● INPUT DATA:

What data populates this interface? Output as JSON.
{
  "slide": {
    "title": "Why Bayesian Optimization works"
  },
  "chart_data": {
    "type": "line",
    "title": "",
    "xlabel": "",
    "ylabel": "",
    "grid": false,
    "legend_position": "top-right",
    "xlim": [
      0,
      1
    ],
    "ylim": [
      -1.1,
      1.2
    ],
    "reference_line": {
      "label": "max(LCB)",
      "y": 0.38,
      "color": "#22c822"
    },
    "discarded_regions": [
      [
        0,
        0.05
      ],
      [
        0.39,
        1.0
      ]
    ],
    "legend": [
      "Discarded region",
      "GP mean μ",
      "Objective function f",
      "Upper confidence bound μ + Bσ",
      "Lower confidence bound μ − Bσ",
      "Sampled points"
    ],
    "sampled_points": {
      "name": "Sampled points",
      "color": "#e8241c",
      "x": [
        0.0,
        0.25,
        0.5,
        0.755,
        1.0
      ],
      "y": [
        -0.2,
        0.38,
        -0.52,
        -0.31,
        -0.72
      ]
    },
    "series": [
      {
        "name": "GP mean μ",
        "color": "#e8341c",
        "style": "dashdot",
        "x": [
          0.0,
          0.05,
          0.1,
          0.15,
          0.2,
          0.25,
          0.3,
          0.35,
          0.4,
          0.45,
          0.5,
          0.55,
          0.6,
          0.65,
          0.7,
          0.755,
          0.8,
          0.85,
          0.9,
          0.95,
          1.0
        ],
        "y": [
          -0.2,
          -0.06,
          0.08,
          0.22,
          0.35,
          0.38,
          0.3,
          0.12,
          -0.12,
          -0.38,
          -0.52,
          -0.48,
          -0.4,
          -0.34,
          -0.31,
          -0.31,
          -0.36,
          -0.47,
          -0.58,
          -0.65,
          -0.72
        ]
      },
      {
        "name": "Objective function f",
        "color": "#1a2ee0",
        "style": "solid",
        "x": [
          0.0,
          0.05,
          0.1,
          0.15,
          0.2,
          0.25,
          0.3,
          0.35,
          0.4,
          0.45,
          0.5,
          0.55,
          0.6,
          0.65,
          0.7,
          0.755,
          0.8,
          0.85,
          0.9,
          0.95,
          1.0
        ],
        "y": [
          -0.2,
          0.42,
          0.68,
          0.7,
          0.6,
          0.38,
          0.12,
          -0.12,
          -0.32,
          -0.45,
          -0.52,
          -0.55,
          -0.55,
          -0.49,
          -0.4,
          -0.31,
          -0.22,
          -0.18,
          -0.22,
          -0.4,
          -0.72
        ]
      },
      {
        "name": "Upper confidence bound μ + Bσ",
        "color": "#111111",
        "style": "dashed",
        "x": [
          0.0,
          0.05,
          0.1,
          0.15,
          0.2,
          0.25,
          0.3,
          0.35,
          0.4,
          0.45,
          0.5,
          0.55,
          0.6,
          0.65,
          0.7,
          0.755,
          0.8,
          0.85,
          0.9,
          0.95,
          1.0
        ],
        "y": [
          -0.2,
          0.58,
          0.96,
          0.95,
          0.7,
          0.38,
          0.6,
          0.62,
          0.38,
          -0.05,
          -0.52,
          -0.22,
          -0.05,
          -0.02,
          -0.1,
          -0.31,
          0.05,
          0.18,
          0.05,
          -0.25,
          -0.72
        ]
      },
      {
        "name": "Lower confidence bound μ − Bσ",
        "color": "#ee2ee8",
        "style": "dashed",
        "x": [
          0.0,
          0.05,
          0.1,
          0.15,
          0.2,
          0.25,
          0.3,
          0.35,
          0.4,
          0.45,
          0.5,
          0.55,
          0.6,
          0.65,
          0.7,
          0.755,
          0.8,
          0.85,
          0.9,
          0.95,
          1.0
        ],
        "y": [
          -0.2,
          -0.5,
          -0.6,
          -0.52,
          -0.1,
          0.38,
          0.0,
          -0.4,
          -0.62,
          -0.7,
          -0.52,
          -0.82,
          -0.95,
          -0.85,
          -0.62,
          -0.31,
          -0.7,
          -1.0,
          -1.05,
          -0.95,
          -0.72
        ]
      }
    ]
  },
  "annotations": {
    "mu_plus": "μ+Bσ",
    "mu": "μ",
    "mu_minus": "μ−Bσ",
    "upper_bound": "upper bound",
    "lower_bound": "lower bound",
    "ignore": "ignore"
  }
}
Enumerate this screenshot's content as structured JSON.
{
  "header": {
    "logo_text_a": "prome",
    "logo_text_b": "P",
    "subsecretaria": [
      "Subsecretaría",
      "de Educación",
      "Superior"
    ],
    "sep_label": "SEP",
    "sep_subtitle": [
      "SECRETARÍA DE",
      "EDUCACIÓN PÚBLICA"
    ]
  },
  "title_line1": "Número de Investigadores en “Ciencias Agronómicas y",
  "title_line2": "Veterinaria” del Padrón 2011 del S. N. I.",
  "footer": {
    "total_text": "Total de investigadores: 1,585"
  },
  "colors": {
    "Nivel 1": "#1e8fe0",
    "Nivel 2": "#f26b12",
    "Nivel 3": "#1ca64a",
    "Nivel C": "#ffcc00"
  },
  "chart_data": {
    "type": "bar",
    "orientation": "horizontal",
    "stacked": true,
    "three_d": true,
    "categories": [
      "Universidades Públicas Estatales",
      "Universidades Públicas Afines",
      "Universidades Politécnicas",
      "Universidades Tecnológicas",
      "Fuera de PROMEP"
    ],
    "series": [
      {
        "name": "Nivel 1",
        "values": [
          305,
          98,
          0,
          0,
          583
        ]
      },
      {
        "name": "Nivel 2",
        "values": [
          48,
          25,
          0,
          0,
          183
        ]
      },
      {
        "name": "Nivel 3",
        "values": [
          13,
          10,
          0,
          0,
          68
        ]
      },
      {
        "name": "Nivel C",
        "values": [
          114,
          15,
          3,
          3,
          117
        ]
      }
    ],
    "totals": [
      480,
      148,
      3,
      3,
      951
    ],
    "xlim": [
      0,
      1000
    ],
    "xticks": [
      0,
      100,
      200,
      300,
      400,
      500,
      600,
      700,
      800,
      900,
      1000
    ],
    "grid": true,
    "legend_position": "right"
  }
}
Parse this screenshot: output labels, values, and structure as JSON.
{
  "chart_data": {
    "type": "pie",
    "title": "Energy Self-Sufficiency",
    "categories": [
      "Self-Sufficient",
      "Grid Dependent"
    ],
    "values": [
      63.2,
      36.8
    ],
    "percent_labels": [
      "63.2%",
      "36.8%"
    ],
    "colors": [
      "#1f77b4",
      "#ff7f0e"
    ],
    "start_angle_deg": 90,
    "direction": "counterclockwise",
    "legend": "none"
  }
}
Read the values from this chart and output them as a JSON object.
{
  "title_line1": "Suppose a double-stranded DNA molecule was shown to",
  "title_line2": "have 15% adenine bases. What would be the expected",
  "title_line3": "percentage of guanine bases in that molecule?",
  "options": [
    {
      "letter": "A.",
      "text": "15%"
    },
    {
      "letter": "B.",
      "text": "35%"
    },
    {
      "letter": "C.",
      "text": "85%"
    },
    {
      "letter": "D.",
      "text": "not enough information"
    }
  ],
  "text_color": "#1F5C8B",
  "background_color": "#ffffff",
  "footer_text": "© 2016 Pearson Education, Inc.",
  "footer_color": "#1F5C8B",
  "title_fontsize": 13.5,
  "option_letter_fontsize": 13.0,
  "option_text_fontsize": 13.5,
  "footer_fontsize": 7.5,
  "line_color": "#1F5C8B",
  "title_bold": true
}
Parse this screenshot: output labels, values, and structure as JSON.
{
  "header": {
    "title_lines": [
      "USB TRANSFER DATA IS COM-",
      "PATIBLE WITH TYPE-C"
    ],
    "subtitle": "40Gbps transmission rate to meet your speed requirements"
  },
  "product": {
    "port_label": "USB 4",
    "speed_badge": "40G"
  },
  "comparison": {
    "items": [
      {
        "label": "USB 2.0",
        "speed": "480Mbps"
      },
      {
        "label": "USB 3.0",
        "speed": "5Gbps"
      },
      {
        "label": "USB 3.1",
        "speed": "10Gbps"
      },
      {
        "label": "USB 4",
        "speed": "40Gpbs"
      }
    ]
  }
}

● YOUR GOAL: Extract, from the listing above, every line where the string "Universidades" occurs.

● THE OUTPUT:
      "Universidades Públicas Estatales",
      "Universidades Públicas Afines",
      "Universidades Politécnicas",
      "Universidades Tecnológicas",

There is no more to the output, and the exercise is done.